> _TO BE DONE_
Transcribe all the entries word for word, omitting any pictures they contain.

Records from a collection
━━━━━━━━

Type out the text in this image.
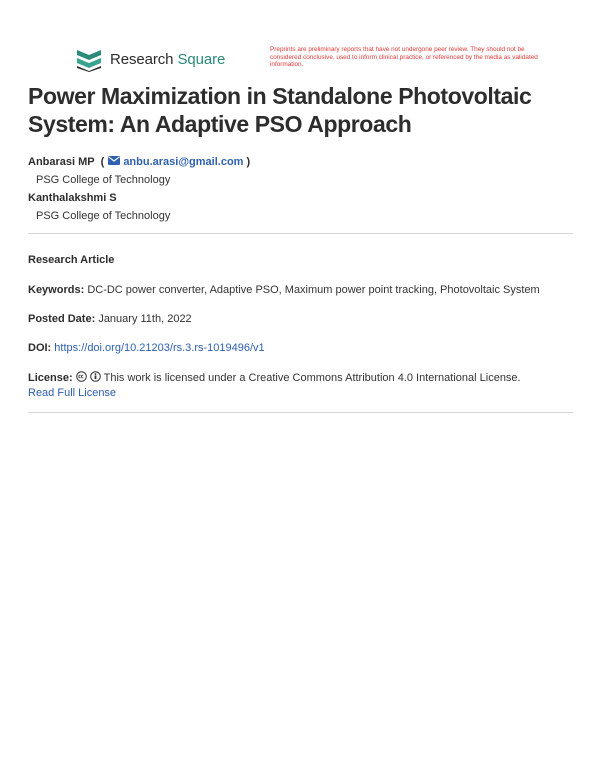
Research Square
Preprints are preliminary reports that have not undergone peer review. They should not be considered conclusive, used to inform clinical practice, or referenced by the media as validated information.
Power Maximization in Standalone Photovoltaic System: An Adaptive PSO Approach
Anbarasi MP (	anbu.arasi@gmail.com )
PSG College of Technology
Kanthalakshmi S
PSG College of Technology
Research Article
Keywords: DC-DC power converter, Adaptive PSO, Maximum power point tracking, Photovoltaic System
Posted Date: January 11th, 2022
DOI: https://doi.org/10.21203/rs.3.rs-1019496/v1
License:	This work is licensed under a Creative Commons Attribution 4.0 International License.
Read Full License
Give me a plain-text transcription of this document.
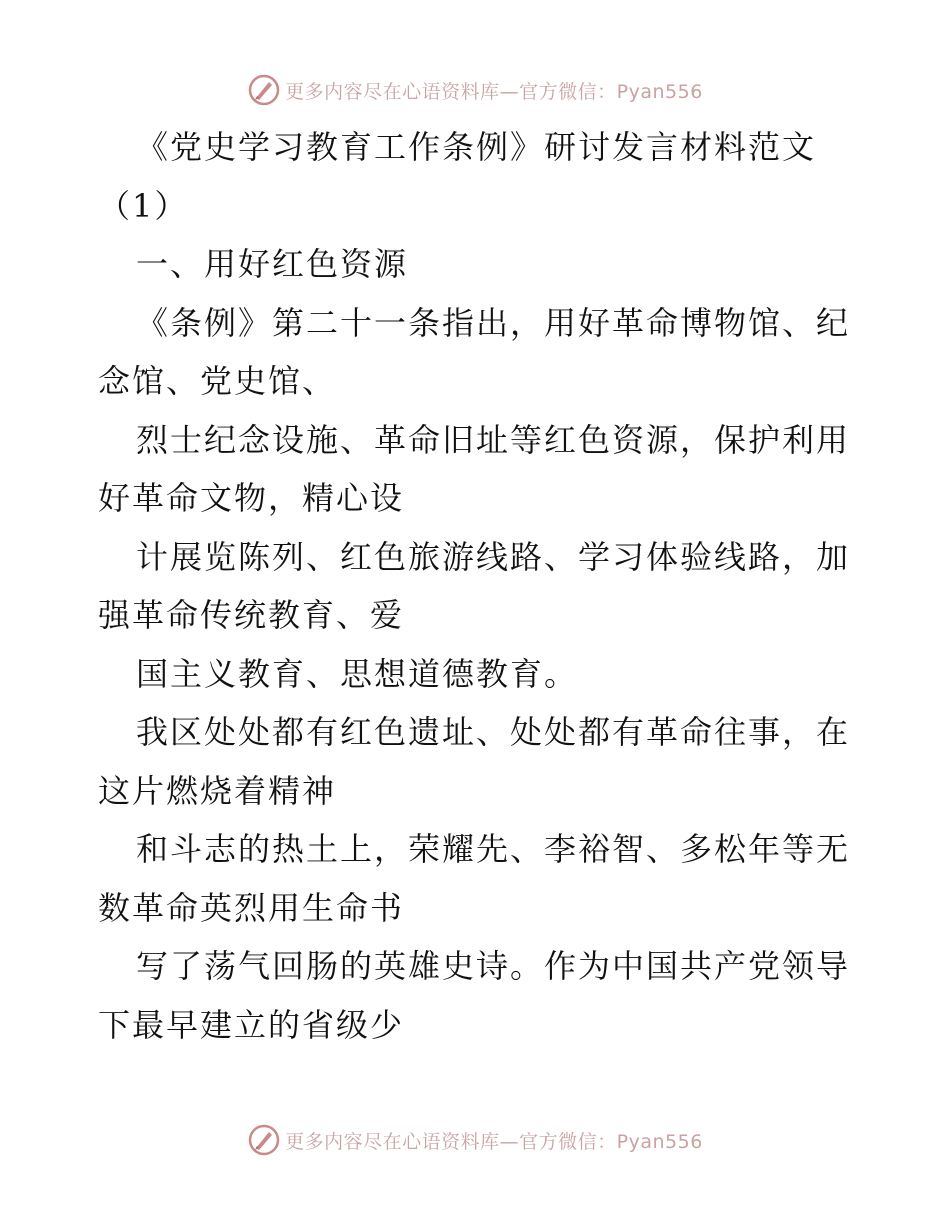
更多内容尽在心语资料库—官方微信：Pyan556
《党史学习教育工作条例》研讨发言材料范文
（1）
一、用好红色资源
《条例》第二十一条指出，用好革命博物馆、纪
念馆、党史馆、
烈士纪念设施、革命旧址等红色资源，保护利用
好革命文物，精心设
计展览陈列、红色旅游线路、学习体验线路，加
强革命传统教育、爱
国主义教育、思想道德教育。
我区处处都有红色遗址、处处都有革命往事，在
这片燃烧着精神
和斗志的热土上，荣耀先、李裕智、多松年等无
数革命英烈用生命书
写了荡气回肠的英雄史诗。作为中国共产党领导
下最早建立的省级少
更多内容尽在心语资料库—官方微信：Pyan556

━━━━━━━━

> _SOLUTION FOR THIS EXERCISE_
Type out the text in this image.
Research Square
Preprints are preliminary reports that have not undergone peer review. They should not be considered conclusive, used to inform clinical practice, or referenced by the media as validated information.
Power Maximization in Standalone Photovoltaic System: An Adaptive PSO Approach
Anbarasi MP (	anbu.arasi@gmail.com )
PSG College of Technology
Kanthalakshmi S
PSG College of Technology
Research Article
Keywords: DC-DC power converter, Adaptive PSO, Maximum power point tracking, Photovoltaic System
Posted Date: January 11th, 2022
DOI: https://doi.org/10.21203/rs.3.rs-1019496/v1
License:	This work is licensed under a Creative Commons Attribution 4.0 International License.
Read Full License
Give me a plain-text transcription of this document.
更多内容尽在心语资料库—官方微信：Pyan556
《党史学习教育工作条例》研讨发言材料范文
（1）
一、用好红色资源
《条例》第二十一条指出，用好革命博物馆、纪
念馆、党史馆、
烈士纪念设施、革命旧址等红色资源，保护利用
好革命文物，精心设
计展览陈列、红色旅游线路、学习体验线路，加
强革命传统教育、爱
国主义教育、思想道德教育。
我区处处都有红色遗址、处处都有革命往事，在
这片燃烧着精神
和斗志的热土上，荣耀先、李裕智、多松年等无
数革命英烈用生命书
写了荡气回肠的英雄史诗。作为中国共产党领导
下最早建立的省级少
更多内容尽在心语资料库—官方微信：Pyan556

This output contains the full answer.